Somewhere in a quiet churchyard in Gravesend, on the south bank of the River Thames, lie the remains of a young woman called Rebecca Rolfe.

Gravesend dates back to ancient times. It has its own entry in the Domesday Book, where it was recorded that ‘[t]here is a church , and 1 hithe’. The Roman-built Watling Street passes nearby. The town acquired new prestige as a port during England’s wars with France in the fourteenth century, and was once sacked by the French in reprisal for English raids on the Continent. By the beginning of the seventeenth it was already first port of call for vessels arriving in the Thames, including tobacco traders bound for London.

The present-day church of St George was built only in 1732, but it replaced a mediaeval one destroyed by fire only a few years before. The last resting place of Rebecca Rolfe, according to the parish register, was in a vault under the chancel of the original building. Though attempts to discover it have been unsuccessful, visitors can see all around reminders of this woman who, for a single short year, was the talk of all England and was even presented at the royal court. These reminders include two stained-glass memorial windows, a dedicated plaque and, outside in the pleasant garden, a larger-than-life bronze statue of her, a replica of which stands on the shores of Chesapeake Bay in the State of Virginia, a mere hundred miles from Washington DC.

The name Rebecca Rolfe is perhaps not one many people (in England anyway) will immediately recognise. Yet she is a legendary figure in the culture of both Europeans and North Americans. For four hundred years, historians and novelists alike have tried to tell her story but none has managed to tease out the whole truth from a maze of contradictory reports and diaries. She has become a figure of romance in books for children (and adults). Her treatment by Hollywood sparked indignation among her descendants and kin on two continents. She is the subject of many portraits.

The girl who on her marriage became Mistress Rolfe is much better known by another name. The tale of which she is but a part is about colonisation, and ultimately exploitation, but also about endurance and – if we are to believe all – even compassion and bravery. When she was born in the New World in the last years of the sixteenth century she was given the name Matoaka (or Metoaka); when she died in England she was only twenty-two years old. She was born around 1595, the daughter of Wahunsenacawh, king or supreme chief of the Powhatan Federation, a group of native American clans living and farming in the Chesapeake Bay area, between the James River and the Potomac. The world knows her today as Pocahontas.

◆ **Written exercise a**
Repeat word for word the rows below, from the first row up to and including the line that contains "x-tick-label: 2025/06 (42, 308, 83, 320)".

◆ **Excerpted data**
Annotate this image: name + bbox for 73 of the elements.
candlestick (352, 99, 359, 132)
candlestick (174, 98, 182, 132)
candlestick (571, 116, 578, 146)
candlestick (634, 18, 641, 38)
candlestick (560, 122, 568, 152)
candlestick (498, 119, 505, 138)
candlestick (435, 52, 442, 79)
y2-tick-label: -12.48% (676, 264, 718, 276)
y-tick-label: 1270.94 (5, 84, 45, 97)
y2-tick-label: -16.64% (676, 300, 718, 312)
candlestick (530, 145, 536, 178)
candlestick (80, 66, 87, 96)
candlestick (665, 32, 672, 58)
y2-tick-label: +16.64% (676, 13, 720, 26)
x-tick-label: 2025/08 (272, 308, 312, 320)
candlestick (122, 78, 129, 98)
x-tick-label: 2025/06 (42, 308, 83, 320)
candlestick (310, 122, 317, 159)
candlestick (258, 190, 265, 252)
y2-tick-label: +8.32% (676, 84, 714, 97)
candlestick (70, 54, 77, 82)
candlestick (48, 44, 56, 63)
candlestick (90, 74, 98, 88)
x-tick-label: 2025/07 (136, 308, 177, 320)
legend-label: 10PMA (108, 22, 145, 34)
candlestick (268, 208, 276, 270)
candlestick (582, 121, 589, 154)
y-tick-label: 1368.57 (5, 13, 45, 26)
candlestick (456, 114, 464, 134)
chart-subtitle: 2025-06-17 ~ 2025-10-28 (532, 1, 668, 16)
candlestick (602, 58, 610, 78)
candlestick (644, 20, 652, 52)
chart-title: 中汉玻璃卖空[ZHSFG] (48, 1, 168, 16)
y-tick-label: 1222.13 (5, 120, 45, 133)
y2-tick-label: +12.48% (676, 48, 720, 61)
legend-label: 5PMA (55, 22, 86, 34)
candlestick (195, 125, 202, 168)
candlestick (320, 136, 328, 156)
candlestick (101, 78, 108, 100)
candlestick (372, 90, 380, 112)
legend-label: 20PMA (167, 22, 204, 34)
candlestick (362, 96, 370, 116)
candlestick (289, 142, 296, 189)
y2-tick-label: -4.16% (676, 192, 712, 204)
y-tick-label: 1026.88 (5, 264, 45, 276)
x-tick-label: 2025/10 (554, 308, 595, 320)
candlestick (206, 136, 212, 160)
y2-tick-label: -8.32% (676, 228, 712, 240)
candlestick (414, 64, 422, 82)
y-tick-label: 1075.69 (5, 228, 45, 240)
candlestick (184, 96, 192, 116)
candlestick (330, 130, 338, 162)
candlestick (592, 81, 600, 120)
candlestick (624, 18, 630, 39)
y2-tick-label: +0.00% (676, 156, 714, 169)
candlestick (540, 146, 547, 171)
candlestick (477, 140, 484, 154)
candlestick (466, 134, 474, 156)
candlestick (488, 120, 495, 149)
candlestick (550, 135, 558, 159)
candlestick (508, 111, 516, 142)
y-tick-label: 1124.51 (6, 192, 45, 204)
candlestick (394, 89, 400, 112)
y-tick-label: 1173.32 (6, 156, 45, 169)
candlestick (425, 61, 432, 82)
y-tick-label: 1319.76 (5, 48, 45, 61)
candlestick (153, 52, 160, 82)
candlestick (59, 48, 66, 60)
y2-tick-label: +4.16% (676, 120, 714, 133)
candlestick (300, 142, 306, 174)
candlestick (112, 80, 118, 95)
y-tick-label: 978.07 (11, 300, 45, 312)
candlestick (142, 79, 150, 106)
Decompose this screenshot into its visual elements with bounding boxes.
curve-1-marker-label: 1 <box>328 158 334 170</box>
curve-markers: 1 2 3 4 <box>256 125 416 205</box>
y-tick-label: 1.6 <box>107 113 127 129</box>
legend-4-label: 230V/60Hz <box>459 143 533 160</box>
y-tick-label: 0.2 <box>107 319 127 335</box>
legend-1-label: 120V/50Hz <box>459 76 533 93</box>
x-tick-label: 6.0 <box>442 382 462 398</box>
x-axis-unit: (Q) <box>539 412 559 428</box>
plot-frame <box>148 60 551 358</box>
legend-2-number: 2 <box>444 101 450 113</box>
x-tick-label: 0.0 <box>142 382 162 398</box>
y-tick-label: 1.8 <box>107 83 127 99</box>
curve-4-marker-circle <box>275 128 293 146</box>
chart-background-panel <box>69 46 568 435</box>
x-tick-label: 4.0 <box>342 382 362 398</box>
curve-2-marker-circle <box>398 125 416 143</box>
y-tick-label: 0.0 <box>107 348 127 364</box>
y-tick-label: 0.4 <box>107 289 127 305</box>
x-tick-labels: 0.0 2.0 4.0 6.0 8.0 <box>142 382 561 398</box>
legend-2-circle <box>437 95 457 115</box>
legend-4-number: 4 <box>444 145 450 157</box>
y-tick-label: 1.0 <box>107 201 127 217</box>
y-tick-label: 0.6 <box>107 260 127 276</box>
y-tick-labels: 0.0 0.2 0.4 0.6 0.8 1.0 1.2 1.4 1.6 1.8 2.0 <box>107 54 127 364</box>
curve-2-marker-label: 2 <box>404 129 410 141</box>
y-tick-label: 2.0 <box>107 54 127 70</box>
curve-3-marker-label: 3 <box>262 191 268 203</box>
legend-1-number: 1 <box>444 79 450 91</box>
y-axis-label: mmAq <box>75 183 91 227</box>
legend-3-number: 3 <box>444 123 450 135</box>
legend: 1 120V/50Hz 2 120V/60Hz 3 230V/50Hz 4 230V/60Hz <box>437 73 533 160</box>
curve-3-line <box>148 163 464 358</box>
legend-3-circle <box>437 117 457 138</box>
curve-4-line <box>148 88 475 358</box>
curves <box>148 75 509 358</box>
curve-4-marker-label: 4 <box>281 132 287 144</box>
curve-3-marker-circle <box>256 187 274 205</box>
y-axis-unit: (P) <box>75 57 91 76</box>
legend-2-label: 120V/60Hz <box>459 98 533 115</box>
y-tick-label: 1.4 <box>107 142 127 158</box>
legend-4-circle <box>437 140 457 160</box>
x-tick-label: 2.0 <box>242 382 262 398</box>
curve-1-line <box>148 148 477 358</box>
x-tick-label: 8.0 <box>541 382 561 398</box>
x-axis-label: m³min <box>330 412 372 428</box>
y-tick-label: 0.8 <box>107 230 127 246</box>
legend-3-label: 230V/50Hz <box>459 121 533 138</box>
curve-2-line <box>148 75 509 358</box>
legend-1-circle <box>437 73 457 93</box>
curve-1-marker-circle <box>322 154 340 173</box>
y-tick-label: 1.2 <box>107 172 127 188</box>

◆ **Written exercise b**
Quote the passage about Rebecca Rolfe from "The present-day church" up to and including "from Washington DC.".

◆ **Full solution a**
Annotate this image: name + bbox for 73 of the elements.
candlestick (352, 99, 359, 132)
candlestick (174, 98, 182, 132)
candlestick (571, 116, 578, 146)
candlestick (634, 18, 641, 38)
candlestick (560, 122, 568, 152)
candlestick (498, 119, 505, 138)
candlestick (435, 52, 442, 79)
y2-tick-label: -12.48% (676, 264, 718, 276)
y-tick-label: 1270.94 (5, 84, 45, 97)
y2-tick-label: -16.64% (676, 300, 718, 312)
candlestick (530, 145, 536, 178)
candlestick (80, 66, 87, 96)
candlestick (665, 32, 672, 58)
y2-tick-label: +16.64% (676, 13, 720, 26)
x-tick-label: 2025/08 (272, 308, 312, 320)
candlestick (122, 78, 129, 98)
x-tick-label: 2025/06 (42, 308, 83, 320)

◆ **Full solution b**
The present-day church of St George was built only in 1732, but it replaced a mediaeval one destroyed by fire only a few years before. The last resting place of Rebecca Rolfe, according to the parish register, was in a vault under the chancel of the original building. Though attempts to discover it have been unsuccessful, visitors can see all around reminders of this woman who, for a single short year, was the talk of all England and was even presented at the royal court. These reminders include two stained-glass memorial windows, a dedicated plaque and, outside in the pleasant garden, a larger-than-life bronze statue of her, a replica of which stands on the shores of Chesapeake Bay in the State of Virginia, a mere hundred miles from Washington DC.